**Exercise:** Write every line of the material out exactly as shown.

......

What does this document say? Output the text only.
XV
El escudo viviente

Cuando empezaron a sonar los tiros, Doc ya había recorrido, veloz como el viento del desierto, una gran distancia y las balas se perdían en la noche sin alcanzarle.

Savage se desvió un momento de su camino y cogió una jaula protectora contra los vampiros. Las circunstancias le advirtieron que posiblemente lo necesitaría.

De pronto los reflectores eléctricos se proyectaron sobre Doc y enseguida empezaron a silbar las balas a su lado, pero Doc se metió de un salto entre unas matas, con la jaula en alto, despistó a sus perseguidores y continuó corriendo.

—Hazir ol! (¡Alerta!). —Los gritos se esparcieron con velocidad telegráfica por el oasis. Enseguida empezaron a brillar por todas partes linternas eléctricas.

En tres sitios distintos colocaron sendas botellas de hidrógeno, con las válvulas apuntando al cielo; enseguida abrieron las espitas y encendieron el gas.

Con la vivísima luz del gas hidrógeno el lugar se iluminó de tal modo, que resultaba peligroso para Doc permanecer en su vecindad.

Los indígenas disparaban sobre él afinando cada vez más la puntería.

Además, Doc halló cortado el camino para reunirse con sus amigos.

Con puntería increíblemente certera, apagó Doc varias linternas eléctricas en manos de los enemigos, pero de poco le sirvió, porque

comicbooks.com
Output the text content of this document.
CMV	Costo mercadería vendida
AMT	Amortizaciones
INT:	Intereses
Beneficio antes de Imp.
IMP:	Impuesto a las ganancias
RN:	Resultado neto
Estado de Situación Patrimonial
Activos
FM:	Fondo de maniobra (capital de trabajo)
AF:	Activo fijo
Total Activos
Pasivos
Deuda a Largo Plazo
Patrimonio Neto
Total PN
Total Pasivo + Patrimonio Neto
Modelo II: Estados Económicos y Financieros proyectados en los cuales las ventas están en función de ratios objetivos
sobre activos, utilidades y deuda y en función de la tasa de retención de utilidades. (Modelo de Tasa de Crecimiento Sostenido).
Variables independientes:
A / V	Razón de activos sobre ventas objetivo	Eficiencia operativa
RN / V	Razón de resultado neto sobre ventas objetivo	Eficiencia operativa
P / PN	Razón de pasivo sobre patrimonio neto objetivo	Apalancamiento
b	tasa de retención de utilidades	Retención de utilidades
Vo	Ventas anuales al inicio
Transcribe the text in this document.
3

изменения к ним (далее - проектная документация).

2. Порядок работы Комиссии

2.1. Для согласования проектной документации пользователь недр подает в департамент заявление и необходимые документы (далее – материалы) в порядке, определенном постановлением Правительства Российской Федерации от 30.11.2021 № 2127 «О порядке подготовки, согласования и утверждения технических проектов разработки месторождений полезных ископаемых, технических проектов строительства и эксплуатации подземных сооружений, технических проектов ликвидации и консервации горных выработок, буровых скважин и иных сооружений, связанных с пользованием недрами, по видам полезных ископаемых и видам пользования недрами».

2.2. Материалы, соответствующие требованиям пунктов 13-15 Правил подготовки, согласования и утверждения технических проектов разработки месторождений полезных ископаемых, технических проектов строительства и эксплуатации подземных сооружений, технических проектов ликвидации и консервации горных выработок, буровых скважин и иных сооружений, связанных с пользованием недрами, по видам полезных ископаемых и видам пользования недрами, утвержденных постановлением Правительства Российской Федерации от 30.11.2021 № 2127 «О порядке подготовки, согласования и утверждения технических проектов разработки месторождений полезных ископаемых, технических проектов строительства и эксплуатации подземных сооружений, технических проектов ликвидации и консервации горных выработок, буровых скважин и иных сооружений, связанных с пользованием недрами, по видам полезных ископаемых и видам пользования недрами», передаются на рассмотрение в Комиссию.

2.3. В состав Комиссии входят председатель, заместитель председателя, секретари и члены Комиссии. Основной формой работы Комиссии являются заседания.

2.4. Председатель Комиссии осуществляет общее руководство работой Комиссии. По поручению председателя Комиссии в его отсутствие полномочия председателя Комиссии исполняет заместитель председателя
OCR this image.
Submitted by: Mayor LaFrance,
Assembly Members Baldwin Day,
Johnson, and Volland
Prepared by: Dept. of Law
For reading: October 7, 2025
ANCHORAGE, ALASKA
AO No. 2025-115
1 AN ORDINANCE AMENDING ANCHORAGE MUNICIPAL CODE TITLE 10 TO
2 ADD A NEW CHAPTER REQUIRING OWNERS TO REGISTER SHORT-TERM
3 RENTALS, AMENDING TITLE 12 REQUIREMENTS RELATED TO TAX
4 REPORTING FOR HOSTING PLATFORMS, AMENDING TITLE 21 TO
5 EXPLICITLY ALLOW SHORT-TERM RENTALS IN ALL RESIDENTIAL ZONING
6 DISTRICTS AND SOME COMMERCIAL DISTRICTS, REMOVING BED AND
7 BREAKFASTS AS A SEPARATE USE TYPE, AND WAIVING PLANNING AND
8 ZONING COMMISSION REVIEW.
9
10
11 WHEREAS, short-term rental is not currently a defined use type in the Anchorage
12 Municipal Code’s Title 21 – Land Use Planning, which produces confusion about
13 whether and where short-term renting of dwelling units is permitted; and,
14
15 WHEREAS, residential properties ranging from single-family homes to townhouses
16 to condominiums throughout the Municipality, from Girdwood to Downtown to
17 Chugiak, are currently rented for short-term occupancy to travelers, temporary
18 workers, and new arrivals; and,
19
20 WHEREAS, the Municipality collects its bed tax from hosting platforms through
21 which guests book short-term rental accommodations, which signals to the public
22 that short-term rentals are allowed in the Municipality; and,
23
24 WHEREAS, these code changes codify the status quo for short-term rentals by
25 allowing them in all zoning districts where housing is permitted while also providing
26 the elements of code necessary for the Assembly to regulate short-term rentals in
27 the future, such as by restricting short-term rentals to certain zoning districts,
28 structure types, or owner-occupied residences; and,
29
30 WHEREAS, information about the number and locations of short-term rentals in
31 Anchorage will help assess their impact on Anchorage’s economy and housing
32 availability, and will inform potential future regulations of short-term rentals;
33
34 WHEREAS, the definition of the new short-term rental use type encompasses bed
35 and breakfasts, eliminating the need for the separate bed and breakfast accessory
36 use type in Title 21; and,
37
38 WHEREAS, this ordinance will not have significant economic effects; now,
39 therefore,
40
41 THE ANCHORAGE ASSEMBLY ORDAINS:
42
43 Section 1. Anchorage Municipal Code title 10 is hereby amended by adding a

......

**Response:**
What does this document say? Output the text only.
XV
El escudo viviente

Cuando empezaron a sonar los tiros, Doc ya había recorrido, veloz como el viento del desierto, una gran distancia y las balas se perdían en la noche sin alcanzarle.

Savage se desvió un momento de su camino y cogió una jaula protectora contra los vampiros. Las circunstancias le advirtieron que posiblemente lo necesitaría.

De pronto los reflectores eléctricos se proyectaron sobre Doc y enseguida empezaron a silbar las balas a su lado, pero Doc se metió de un salto entre unas matas, con la jaula en alto, despistó a sus perseguidores y continuó corriendo.

—Hazir ol! (¡Alerta!). —Los gritos se esparcieron con velocidad telegráfica por el oasis. Enseguida empezaron a brillar por todas partes linternas eléctricas.

En tres sitios distintos colocaron sendas botellas de hidrógeno, con las válvulas apuntando al cielo; enseguida abrieron las espitas y encendieron el gas.

Con la vivísima luz del gas hidrógeno el lugar se iluminó de tal modo, que resultaba peligroso para Doc permanecer en su vecindad.

Los indígenas disparaban sobre él afinando cada vez más la puntería.

Además, Doc halló cortado el camino para reunirse con sus amigos.

Con puntería increíblemente certera, apagó Doc varias linternas eléctricas en manos de los enemigos, pero de poco le sirvió, porque

comicbooks.com
Output the text content of this document.
CMV	Costo mercadería vendida
AMT	Amortizaciones
INT:	Intereses
Beneficio antes de Imp.
IMP:	Impuesto a las ganancias
RN:	Resultado neto
Estado de Situación Patrimonial
Activos
FM:	Fondo de maniobra (capital de trabajo)
AF:	Activo fijo
Total Activos
Pasivos
Deuda a Largo Plazo
Patrimonio Neto
Total PN
Total Pasivo + Patrimonio Neto
Modelo II: Estados Económicos y Financieros proyectados en los cuales las ventas están en función de ratios objetivos
sobre activos, utilidades y deuda y en función de la tasa de retención de utilidades. (Modelo de Tasa de Crecimiento Sostenido).
Variables independientes:
A / V	Razón de activos sobre ventas objetivo	Eficiencia operativa
RN / V	Razón de resultado neto sobre ventas objetivo	Eficiencia operativa
P / PN	Razón de pasivo sobre patrimonio neto objetivo	Apalancamiento
b	tasa de retención de utilidades	Retención de utilidades
Vo	Ventas anuales al inicio
Transcribe the text in this document.
3

изменения к ним (далее - проектная документация).

2. Порядок работы Комиссии

2.1. Для согласования проектной документации пользователь недр подает в департамент заявление и необходимые документы (далее – материалы) в порядке, определенном постановлением Правительства Российской Федерации от 30.11.2021 № 2127 «О порядке подготовки, согласования и утверждения технических проектов разработки месторождений полезных ископаемых, технических проектов строительства и эксплуатации подземных сооружений, технических проектов ликвидации и консервации горных выработок, буровых скважин и иных сооружений, связанных с пользованием недрами, по видам полезных ископаемых и видам пользования недрами».

2.2. Материалы, соответствующие требованиям пунктов 13-15 Правил подготовки, согласования и утверждения технических проектов разработки месторождений полезных ископаемых, технических проектов строительства и эксплуатации подземных сооружений, технических проектов ликвидации и консервации горных выработок, буровых скважин и иных сооружений, связанных с пользованием недрами, по видам полезных ископаемых и видам пользования недрами, утвержденных постановлением Правительства Российской Федерации от 30.11.2021 № 2127 «О порядке подготовки, согласования и утверждения технических проектов разработки месторождений полезных ископаемых, технических проектов строительства и эксплуатации подземных сооружений, технических проектов ликвидации и консервации горных выработок, буровых скважин и иных сооружений, связанных с пользованием недрами, по видам полезных ископаемых и видам пользования недрами», передаются на рассмотрение в Комиссию.

2.3. В состав Комиссии входят председатель, заместитель председателя, секретари и члены Комиссии. Основной формой работы Комиссии являются заседания.

2.4. Председатель Комиссии осуществляет общее руководство работой Комиссии. По поручению председателя Комиссии в его отсутствие полномочия председателя Комиссии исполняет заместитель председателя
OCR this image.
Submitted by: Mayor LaFrance,
Assembly Members Baldwin Day,
Johnson, and Volland
Prepared by: Dept. of Law
For reading: October 7, 2025
ANCHORAGE, ALASKA
AO No. 2025-115
1 AN ORDINANCE AMENDING ANCHORAGE MUNICIPAL CODE TITLE 10 TO
2 ADD A NEW CHAPTER REQUIRING OWNERS TO REGISTER SHORT-TERM
3 RENTALS, AMENDING TITLE 12 REQUIREMENTS RELATED TO TAX
4 REPORTING FOR HOSTING PLATFORMS, AMENDING TITLE 21 TO
5 EXPLICITLY ALLOW SHORT-TERM RENTALS IN ALL RESIDENTIAL ZONING
6 DISTRICTS AND SOME COMMERCIAL DISTRICTS, REMOVING BED AND
7 BREAKFASTS AS A SEPARATE USE TYPE, AND WAIVING PLANNING AND
8 ZONING COMMISSION REVIEW.
9
10
11 WHEREAS, short-term rental is not currently a defined use type in the Anchorage
12 Municipal Code’s Title 21 – Land Use Planning, which produces confusion about
13 whether and where short-term renting of dwelling units is permitted; and,
14
15 WHEREAS, residential properties ranging from single-family homes to townhouses
16 to condominiums throughout the Municipality, from Girdwood to Downtown to
17 Chugiak, are currently rented for short-term occupancy to travelers, temporary
18 workers, and new arrivals; and,
19
20 WHEREAS, the Municipality collects its bed tax from hosting platforms through
21 which guests book short-term rental accommodations, which signals to the public
22 that short-term rentals are allowed in the Municipality; and,
23
24 WHEREAS, these code changes codify the status quo for short-term rentals by
25 allowing them in all zoning districts where housing is permitted while also providing
26 the elements of code necessary for the Assembly to regulate short-term rentals in
27 the future, such as by restricting short-term rentals to certain zoning districts,
28 structure types, or owner-occupied residences; and,
29
30 WHEREAS, information about the number and locations of short-term rentals in
31 Anchorage will help assess their impact on Anchorage’s economy and housing
32 availability, and will inform potential future regulations of short-term rentals;
33
34 WHEREAS, the definition of the new short-term rental use type encompasses bed
35 and breakfasts, eliminating the need for the separate bed and breakfast accessory
36 use type in Title 21; and,
37
38 WHEREAS, this ordinance will not have significant economic effects; now,
39 therefore,
40
41 THE ANCHORAGE ASSEMBLY ORDAINS:
42
43 Section 1. Anchorage Municipal Code title 10 is hereby amended by adding a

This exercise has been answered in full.